## EXERCISE BRIEF
Exact repetition is required: output every record in full.

## DATASET EXTRACT
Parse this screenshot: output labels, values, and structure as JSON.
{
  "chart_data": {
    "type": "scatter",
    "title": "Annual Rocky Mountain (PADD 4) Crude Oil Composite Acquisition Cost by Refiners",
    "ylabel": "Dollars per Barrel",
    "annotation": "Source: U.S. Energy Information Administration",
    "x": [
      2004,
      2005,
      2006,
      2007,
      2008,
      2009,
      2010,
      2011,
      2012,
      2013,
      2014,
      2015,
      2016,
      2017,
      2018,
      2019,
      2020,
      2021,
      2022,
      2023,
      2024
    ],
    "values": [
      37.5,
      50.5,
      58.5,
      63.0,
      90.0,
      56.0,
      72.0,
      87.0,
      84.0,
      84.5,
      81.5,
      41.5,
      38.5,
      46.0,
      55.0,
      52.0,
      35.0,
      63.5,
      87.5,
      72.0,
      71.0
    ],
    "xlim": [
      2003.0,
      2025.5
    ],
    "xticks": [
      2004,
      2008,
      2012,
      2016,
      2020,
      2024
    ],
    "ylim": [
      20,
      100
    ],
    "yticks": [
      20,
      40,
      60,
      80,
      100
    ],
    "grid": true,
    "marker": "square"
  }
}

## ANSWER TO THIS TASK
Parse this screenshot: output labels, values, and structure as JSON.
{
  "chart_data": {
    "type": "scatter",
    "title": "Annual Rocky Mountain (PADD 4) Crude Oil Composite Acquisition Cost by Refiners",
    "ylabel": "Dollars per Barrel",
    "annotation": "Source: U.S. Energy Information Administration",
    "x": [
      2004,
      2005,
      2006,
      2007,
      2008,
      2009,
      2010,
      2011,
      2012,
      2013,
      2014,
      2015,
      2016,
      2017,
      2018,
      2019,
      2020,
      2021,
      2022,
      2023,
      2024
    ],
    "values": [
      37.5,
      50.5,
      58.5,
      63.0,
      90.0,
      56.0,
      72.0,
      87.0,
      84.0,
      84.5,
      81.5,
      41.5,
      38.5,
      46.0,
      55.0,
      52.0,
      35.0,
      63.5,
      87.5,
      72.0,
      71.0
    ],
    "xlim": [
      2003.0,
      2025.5
    ],
    "xticks": [
      2004,
      2008,
      2012,
      2016,
      2020,
      2024
    ],
    "ylim": [
      20,
      100
    ],
    "yticks": [
      20,
      40,
      60,
      80,
      100
    ],
    "grid": true,
    "marker": "square"
  }
}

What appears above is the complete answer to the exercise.